● Rows

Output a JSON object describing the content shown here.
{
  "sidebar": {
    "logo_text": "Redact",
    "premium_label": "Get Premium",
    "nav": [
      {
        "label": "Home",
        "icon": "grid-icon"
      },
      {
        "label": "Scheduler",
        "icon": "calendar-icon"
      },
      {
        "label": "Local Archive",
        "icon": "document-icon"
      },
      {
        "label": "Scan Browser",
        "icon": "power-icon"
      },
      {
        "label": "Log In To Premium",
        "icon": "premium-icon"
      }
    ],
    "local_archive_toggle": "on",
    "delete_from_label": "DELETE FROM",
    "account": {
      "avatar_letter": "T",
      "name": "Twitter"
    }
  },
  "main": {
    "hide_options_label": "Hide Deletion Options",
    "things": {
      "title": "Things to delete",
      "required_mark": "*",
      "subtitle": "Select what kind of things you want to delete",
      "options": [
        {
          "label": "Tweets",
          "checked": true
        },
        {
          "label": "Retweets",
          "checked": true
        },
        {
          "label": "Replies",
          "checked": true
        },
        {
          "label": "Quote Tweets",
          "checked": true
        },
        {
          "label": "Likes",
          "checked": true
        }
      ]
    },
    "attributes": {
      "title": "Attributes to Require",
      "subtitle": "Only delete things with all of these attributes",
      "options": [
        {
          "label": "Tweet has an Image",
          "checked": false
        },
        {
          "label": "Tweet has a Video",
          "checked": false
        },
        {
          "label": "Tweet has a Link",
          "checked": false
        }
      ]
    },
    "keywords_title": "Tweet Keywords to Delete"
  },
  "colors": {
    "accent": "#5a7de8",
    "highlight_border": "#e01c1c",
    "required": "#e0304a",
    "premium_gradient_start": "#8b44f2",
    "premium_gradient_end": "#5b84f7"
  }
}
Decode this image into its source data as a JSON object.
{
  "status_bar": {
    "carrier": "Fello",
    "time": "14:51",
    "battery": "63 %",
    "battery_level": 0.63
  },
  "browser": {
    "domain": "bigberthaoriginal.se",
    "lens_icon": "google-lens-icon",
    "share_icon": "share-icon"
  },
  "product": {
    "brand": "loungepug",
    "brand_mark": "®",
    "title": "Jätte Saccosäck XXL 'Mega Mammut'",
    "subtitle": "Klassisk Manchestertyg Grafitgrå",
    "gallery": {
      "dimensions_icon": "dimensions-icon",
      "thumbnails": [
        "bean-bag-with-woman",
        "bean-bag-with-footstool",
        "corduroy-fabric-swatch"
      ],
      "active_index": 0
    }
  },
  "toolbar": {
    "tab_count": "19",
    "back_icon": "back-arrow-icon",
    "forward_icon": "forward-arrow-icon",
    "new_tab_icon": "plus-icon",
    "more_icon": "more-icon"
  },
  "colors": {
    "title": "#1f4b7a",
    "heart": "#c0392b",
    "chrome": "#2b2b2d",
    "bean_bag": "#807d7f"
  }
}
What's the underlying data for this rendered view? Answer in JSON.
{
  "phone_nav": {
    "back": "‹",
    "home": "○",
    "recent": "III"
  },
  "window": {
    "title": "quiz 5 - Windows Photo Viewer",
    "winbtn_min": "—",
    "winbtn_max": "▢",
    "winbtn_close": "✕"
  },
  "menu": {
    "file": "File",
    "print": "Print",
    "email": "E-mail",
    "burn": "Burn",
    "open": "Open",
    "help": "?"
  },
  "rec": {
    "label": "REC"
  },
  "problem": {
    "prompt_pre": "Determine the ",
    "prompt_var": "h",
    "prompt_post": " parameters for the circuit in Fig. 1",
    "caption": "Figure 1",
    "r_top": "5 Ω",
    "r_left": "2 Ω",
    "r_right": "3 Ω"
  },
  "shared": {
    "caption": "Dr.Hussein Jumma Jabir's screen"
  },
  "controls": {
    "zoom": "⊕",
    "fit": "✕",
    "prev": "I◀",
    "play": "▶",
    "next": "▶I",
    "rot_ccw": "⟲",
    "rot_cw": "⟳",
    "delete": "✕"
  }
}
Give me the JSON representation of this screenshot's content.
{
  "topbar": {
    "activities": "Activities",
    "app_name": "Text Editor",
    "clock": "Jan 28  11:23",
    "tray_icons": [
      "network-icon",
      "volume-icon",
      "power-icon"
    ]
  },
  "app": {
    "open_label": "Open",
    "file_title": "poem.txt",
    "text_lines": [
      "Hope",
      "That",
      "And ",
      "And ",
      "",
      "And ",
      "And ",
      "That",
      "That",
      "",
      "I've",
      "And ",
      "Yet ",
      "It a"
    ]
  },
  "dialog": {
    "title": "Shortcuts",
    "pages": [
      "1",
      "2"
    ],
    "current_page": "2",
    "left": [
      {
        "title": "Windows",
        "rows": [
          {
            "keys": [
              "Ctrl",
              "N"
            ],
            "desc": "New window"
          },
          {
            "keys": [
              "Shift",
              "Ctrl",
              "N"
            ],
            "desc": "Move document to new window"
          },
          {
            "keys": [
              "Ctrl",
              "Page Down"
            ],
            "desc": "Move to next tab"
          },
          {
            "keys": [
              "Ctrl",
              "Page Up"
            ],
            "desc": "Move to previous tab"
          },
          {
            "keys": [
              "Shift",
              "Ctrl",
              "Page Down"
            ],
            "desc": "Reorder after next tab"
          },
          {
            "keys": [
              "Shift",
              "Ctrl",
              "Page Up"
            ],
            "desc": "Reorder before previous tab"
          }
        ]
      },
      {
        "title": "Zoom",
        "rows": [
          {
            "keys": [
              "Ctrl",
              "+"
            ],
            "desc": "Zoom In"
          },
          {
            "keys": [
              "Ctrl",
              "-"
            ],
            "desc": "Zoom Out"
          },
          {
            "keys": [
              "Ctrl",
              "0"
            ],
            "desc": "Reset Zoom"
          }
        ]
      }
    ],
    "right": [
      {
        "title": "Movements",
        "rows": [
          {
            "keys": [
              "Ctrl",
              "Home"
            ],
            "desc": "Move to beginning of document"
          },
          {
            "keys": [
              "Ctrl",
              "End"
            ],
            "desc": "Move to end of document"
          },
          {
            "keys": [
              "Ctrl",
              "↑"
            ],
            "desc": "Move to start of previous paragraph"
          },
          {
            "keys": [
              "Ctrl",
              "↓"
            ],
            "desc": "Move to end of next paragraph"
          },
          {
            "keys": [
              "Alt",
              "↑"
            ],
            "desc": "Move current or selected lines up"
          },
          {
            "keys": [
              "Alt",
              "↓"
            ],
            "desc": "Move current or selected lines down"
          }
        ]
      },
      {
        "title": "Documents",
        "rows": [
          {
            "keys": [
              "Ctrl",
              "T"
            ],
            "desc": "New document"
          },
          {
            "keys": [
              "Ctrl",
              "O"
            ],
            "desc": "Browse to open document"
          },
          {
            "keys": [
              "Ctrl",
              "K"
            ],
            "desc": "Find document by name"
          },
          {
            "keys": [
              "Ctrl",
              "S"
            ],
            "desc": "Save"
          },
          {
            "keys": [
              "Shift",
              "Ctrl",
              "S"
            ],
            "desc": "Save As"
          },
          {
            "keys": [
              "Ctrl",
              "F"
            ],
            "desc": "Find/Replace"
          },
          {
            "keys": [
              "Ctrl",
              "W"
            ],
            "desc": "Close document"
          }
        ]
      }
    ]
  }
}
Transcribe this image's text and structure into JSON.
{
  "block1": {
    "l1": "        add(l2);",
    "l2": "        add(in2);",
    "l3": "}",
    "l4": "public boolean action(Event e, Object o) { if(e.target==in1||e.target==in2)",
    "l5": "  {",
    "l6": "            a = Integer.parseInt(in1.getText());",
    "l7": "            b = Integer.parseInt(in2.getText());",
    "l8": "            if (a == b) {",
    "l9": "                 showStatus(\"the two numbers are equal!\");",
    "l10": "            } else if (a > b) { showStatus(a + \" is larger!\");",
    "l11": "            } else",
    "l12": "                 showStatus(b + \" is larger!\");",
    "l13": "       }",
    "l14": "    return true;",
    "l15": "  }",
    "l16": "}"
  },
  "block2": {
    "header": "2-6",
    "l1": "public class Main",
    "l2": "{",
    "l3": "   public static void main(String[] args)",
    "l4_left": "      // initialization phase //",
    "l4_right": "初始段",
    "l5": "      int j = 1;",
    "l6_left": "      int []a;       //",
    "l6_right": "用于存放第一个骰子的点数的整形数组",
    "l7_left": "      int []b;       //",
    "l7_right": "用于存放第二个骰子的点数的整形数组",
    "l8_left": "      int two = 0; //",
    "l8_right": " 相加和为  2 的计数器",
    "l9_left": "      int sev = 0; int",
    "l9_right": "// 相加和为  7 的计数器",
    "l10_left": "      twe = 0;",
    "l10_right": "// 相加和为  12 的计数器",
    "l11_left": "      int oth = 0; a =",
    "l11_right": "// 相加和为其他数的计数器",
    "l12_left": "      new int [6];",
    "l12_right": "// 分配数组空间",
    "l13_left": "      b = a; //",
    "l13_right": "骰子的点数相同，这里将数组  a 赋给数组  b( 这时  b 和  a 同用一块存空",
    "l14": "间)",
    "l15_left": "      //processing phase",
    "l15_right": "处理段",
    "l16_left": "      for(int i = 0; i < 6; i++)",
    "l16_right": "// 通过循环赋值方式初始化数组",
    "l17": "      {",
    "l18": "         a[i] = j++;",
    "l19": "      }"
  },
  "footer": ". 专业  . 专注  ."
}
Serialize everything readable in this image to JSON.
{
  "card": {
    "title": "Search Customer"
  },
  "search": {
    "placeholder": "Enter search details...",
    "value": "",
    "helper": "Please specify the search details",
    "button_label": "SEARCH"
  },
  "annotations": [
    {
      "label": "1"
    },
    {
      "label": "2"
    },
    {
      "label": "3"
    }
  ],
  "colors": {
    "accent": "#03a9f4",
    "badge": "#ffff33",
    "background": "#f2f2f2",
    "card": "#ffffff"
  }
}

● Task requirements
Return the lines beginning at the one that contains "Serialize everything readable" and continuing through the last line of the data, exactly as they stand and without any others.

● In response
Serialize everything readable in this image to JSON.
{
  "card": {
    "title": "Search Customer"
  },
  "search": {
    "placeholder": "Enter search details...",
    "value": "",
    "helper": "Please specify the search details",
    "button_label": "SEARCH"
  },
  "annotations": [
    {
      "label": "1"
    },
    {
      "label": "2"
    },
    {
      "label": "3"
    }
  ],
  "colors": {
    "accent": "#03a9f4",
    "badge": "#ffff33",
    "background": "#f2f2f2",
    "card": "#ffffff"
  }
}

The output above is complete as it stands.